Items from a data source

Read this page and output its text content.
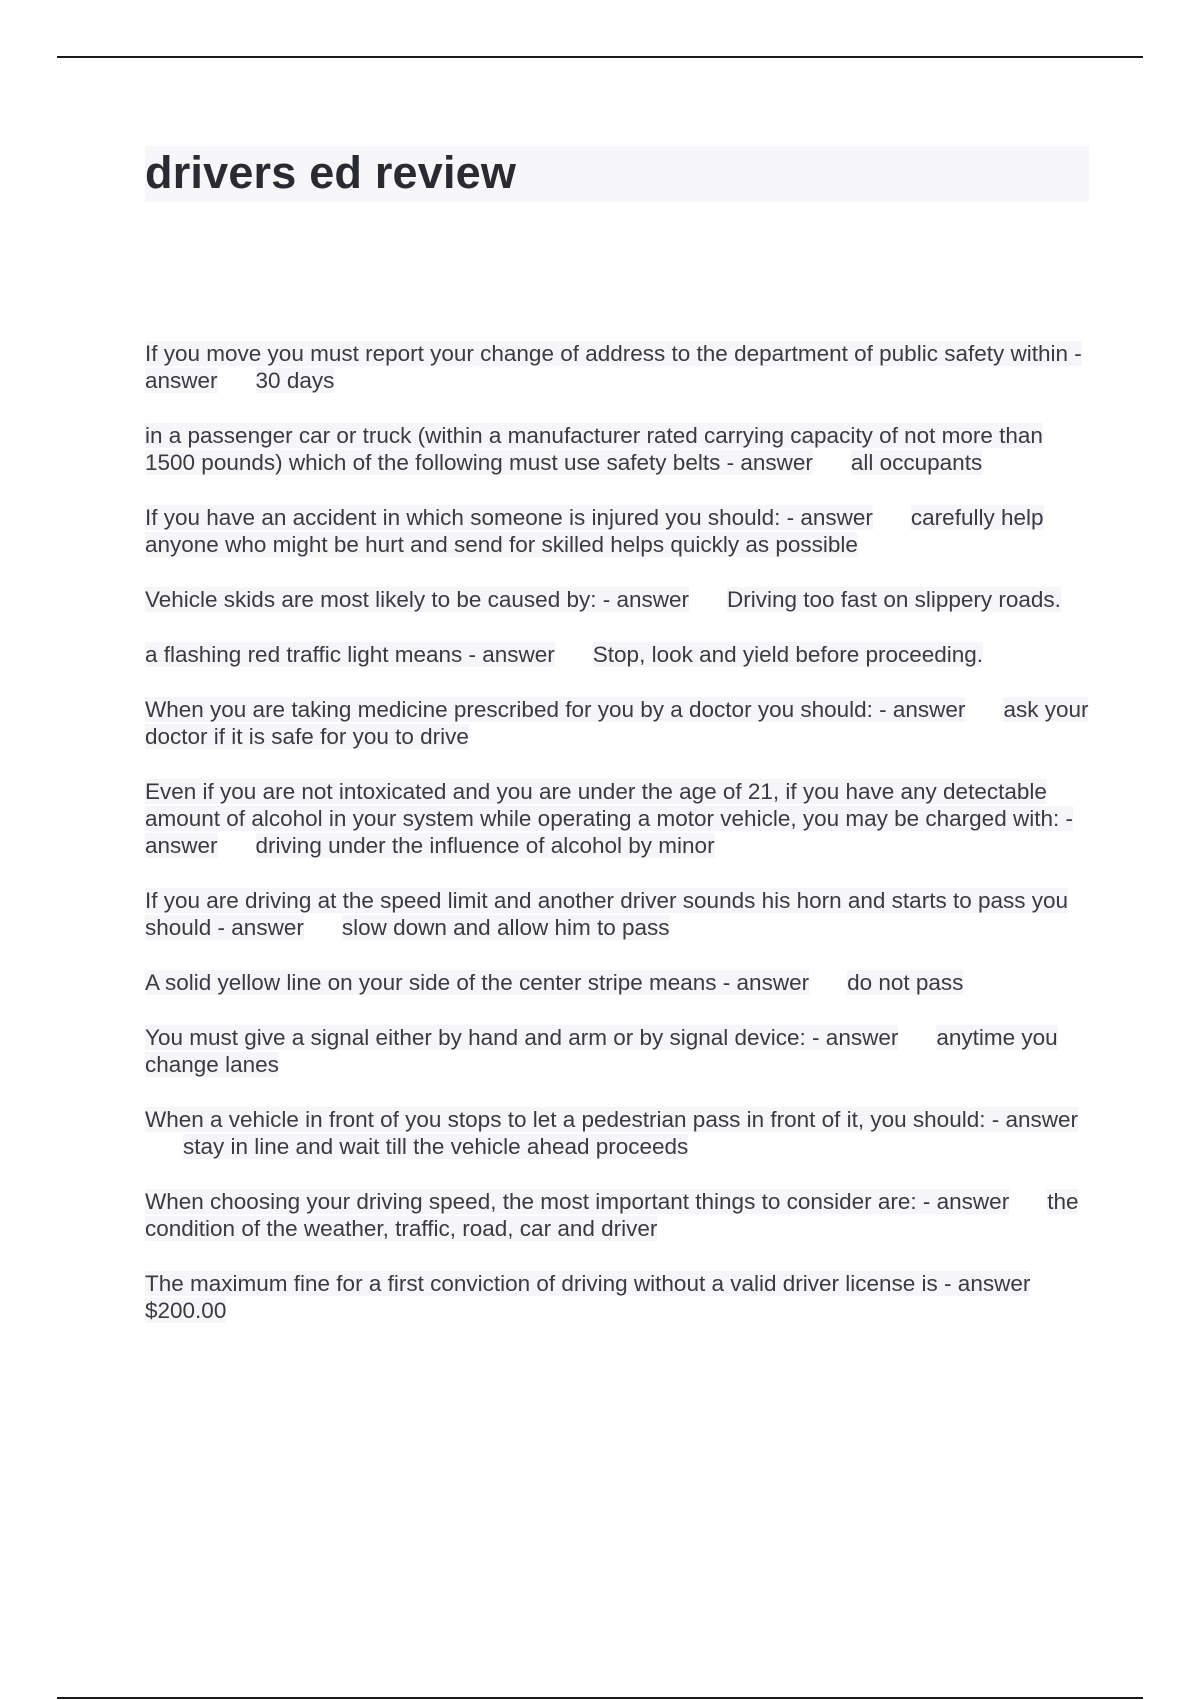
drivers ed review

If you move you must report your change of address to the department of public safety within - answer 30 days

in a passenger car or truck (within a manufacturer rated carrying capacity of not more than 1500 pounds) which of the following must use safety belts - answer all occupants

If you have an accident in which someone is injured you should: - answer carefully help anyone who might be hurt and send for skilled helps quickly as possible

Vehicle skids are most likely to be caused by: - answer Driving too fast on slippery roads.

a flashing red traffic light means - answer Stop, look and yield before proceeding.

When you are taking medicine prescribed for you by a doctor you should: - answer ask your doctor if it is safe for you to drive

Even if you are not intoxicated and you are under the age of 21, if you have any detectable amount of alcohol in your system while operating a motor vehicle, you may be charged with: - answer driving under the influence of alcohol by minor

If you are driving at the speed limit and another driver sounds his horn and starts to pass you should - answer slow down and allow him to pass

A solid yellow line on your side of the center stripe means - answer do not pass

You must give a signal either by hand and arm or by signal device: - answer anytime you change lanes

When a vehicle in front of you stops to let a pedestrian pass in front of it, you should: - answerstay in line and wait till the vehicle ahead proceeds

When choosing your driving speed, the most important things to consider are: - answer the condition of the weather, traffic, road, car and driver

The maximum fine for a first conviction of driving without a valid driver license is - answer$200.00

• [WHAT TO WORK ON]: Pictures excluded, quote all the data above exactly.

• [CORRECT OUTPUT]:
Read this page and output its text content.
drivers ed review

If you move you must report your change of address to the department of public safety within - answer 30 days

in a passenger car or truck (within a manufacturer rated carrying capacity of not more than 1500 pounds) which of the following must use safety belts - answer all occupants

If you have an accident in which someone is injured you should: - answer carefully help anyone who might be hurt and send for skilled helps quickly as possible

Vehicle skids are most likely to be caused by: - answer Driving too fast on slippery roads.

a flashing red traffic light means - answer Stop, look and yield before proceeding.

When you are taking medicine prescribed for you by a doctor you should: - answer ask your doctor if it is safe for you to drive

Even if you are not intoxicated and you are under the age of 21, if you have any detectable amount of alcohol in your system while operating a motor vehicle, you may be charged with: - answer driving under the influence of alcohol by minor

If you are driving at the speed limit and another driver sounds his horn and starts to pass you should - answer slow down and allow him to pass

A solid yellow line on your side of the center stripe means - answer do not pass

You must give a signal either by hand and arm or by signal device: - answer anytime you change lanes

When a vehicle in front of you stops to let a pedestrian pass in front of it, you should: - answerstay in line and wait till the vehicle ahead proceeds

When choosing your driving speed, the most important things to consider are: - answer the condition of the weather, traffic, road, car and driver

The maximum fine for a first conviction of driving without a valid driver license is - answer$200.00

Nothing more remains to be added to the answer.